> _Records to process_:
+---+

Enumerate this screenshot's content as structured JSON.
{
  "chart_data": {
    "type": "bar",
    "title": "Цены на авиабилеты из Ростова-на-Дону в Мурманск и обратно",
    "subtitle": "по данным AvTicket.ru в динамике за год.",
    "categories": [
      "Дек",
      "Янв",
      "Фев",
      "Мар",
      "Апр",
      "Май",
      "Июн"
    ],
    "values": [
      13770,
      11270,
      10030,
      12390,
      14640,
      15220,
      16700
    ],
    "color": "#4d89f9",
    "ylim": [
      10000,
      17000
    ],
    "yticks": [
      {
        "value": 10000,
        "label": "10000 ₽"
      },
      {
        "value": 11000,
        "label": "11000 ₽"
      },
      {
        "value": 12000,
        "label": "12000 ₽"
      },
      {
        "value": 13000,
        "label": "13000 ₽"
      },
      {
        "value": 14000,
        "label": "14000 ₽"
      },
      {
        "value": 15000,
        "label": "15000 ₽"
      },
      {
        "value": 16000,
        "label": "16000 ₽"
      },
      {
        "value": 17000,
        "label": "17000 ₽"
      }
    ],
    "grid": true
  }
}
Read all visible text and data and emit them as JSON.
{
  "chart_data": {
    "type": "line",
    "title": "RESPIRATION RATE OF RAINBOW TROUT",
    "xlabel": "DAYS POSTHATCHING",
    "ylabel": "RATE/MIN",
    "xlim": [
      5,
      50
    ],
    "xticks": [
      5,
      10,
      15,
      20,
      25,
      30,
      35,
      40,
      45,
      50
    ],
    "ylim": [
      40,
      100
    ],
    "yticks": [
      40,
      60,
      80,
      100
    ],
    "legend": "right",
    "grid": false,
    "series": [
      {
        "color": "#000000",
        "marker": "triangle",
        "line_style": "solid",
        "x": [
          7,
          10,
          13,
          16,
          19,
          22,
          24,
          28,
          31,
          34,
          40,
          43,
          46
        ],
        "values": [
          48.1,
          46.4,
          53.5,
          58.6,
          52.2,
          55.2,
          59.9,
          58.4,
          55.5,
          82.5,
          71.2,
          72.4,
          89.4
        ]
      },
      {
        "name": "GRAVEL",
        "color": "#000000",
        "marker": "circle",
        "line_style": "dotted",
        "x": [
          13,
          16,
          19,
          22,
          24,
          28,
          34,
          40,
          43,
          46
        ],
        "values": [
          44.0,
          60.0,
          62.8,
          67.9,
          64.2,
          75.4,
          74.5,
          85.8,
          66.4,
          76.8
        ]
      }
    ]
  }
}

+---+

> _Task prompt_: Give exactly the lines from the one with "Read all visible" to the end of the entries, nothing before them.

> _Complete output_:
Read all visible text and data and emit them as JSON.
{
  "chart_data": {
    "type": "line",
    "title": "RESPIRATION RATE OF RAINBOW TROUT",
    "xlabel": "DAYS POSTHATCHING",
    "ylabel": "RATE/MIN",
    "xlim": [
      5,
      50
    ],
    "xticks": [
      5,
      10,
      15,
      20,
      25,
      30,
      35,
      40,
      45,
      50
    ],
    "ylim": [
      40,
      100
    ],
    "yticks": [
      40,
      60,
      80,
      100
    ],
    "legend": "right",
    "grid": false,
    "series": [
      {
        "color": "#000000",
        "marker": "triangle",
        "line_style": "solid",
        "x": [
          7,
          10,
          13,
          16,
          19,
          22,
          24,
          28,
          31,
          34,
          40,
          43,
          46
        ],
        "values": [
          48.1,
          46.4,
          53.5,
          58.6,
          52.2,
          55.2,
          59.9,
          58.4,
          55.5,
          82.5,
          71.2,
          72.4,
          89.4
        ]
      },
      {
        "name": "GRAVEL",
        "color": "#000000",
        "marker": "circle",
        "line_style": "dotted",
        "x": [
          13,
          16,
          19,
          22,
          24,
          28,
          34,
          40,
          43,
          46
        ],
        "values": [
          44.0,
          60.0,
          62.8,
          67.9,
          64.2,
          75.4,
          74.5,
          85.8,
          66.4,
          76.8
        ]
      }
    ]
  }
}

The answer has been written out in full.